(Figure contents as structured data)
——————————
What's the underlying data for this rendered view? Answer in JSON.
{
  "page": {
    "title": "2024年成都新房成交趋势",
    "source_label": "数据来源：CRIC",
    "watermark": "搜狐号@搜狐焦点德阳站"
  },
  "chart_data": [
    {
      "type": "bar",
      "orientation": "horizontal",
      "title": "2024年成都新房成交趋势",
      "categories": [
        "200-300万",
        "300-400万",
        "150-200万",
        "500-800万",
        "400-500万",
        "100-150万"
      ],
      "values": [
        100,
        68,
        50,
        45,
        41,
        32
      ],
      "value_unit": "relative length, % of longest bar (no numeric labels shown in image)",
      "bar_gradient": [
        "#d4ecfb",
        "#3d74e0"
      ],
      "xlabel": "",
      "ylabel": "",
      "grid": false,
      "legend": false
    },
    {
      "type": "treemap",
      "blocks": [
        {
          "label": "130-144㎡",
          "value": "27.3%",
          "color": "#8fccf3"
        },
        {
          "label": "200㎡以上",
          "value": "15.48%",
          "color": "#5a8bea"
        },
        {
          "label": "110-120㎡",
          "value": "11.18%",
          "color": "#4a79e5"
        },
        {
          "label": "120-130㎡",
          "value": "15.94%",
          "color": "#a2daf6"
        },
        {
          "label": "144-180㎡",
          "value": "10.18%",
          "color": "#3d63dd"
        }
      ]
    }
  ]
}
——————————
Problem description: Provide all the records again, word for word.

Output:
What's the underlying data for this rendered view? Answer in JSON.
{
  "page": {
    "title": "2024年成都新房成交趋势",
    "source_label": "数据来源：CRIC",
    "watermark": "搜狐号@搜狐焦点德阳站"
  },
  "chart_data": [
    {
      "type": "bar",
      "orientation": "horizontal",
      "title": "2024年成都新房成交趋势",
      "categories": [
        "200-300万",
        "300-400万",
        "150-200万",
        "500-800万",
        "400-500万",
        "100-150万"
      ],
      "values": [
        100,
        68,
        50,
        45,
        41,
        32
      ],
      "value_unit": "relative length, % of longest bar (no numeric labels shown in image)",
      "bar_gradient": [
        "#d4ecfb",
        "#3d74e0"
      ],
      "xlabel": "",
      "ylabel": "",
      "grid": false,
      "legend": false
    },
    {
      "type": "treemap",
      "blocks": [
        {
          "label": "130-144㎡",
          "value": "27.3%",
          "color": "#8fccf3"
        },
        {
          "label": "200㎡以上",
          "value": "15.48%",
          "color": "#5a8bea"
        },
        {
          "label": "110-120㎡",
          "value": "11.18%",
          "color": "#4a79e5"
        },
        {
          "label": "120-130㎡",
          "value": "15.94%",
          "color": "#a2daf6"
        },
        {
          "label": "144-180㎡",
          "value": "10.18%",
          "color": "#3d63dd"
        }
      ]
    }
  ]
}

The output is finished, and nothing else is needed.